→ BRIEF:
Leave out every picture, then transcribe the rest of the listing exactly.

[ENTRIES SUPPLIED start]

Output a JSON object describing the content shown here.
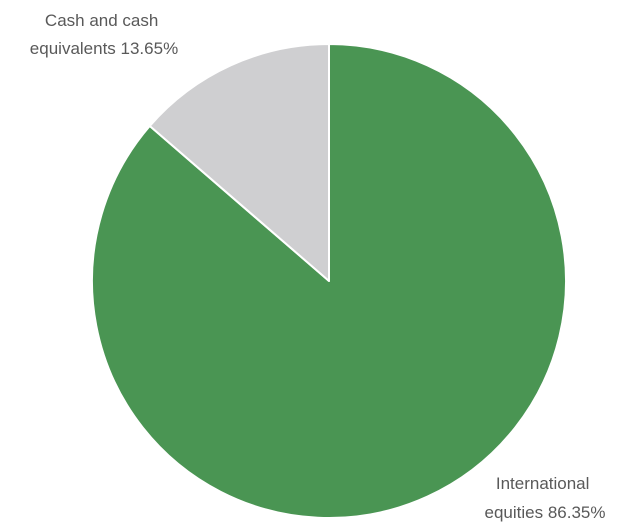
{
  "chart_data": {
    "type": "pie",
    "title": "",
    "categories": [
      "International equities",
      "Cash and cash equivalents"
    ],
    "values": [
      86.35,
      13.65
    ],
    "unit": "%",
    "colors": [
      "#4a9553",
      "#cfcfd1"
    ],
    "edge_color": "#ffffff",
    "start_angle_deg": 0,
    "direction": "clockwise",
    "labels": [
      {
        "lines": [
          "International",
          "equities 86.35%"
        ]
      },
      {
        "lines": [
          "Cash and cash",
          "equivalents 13.65%"
        ]
      }
    ]
  }
}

[ENTRIES SUPPLIED end]

→ RESULT FOR THIS TASK:
Output a JSON object describing the content shown here.
{
  "chart_data": {
    "type": "pie",
    "title": "",
    "categories": [
      "International equities",
      "Cash and cash equivalents"
    ],
    "values": [
      86.35,
      13.65
    ],
    "unit": "%",
    "colors": [
      "#4a9553",
      "#cfcfd1"
    ],
    "edge_color": "#ffffff",
    "start_angle_deg": 0,
    "direction": "clockwise",
    "labels": [
      {
        "lines": [
          "International",
          "equities 86.35%"
        ]
      },
      {
        "lines": [
          "Cash and cash",
          "equivalents 13.65%"
        ]
      }
    ]
  }
}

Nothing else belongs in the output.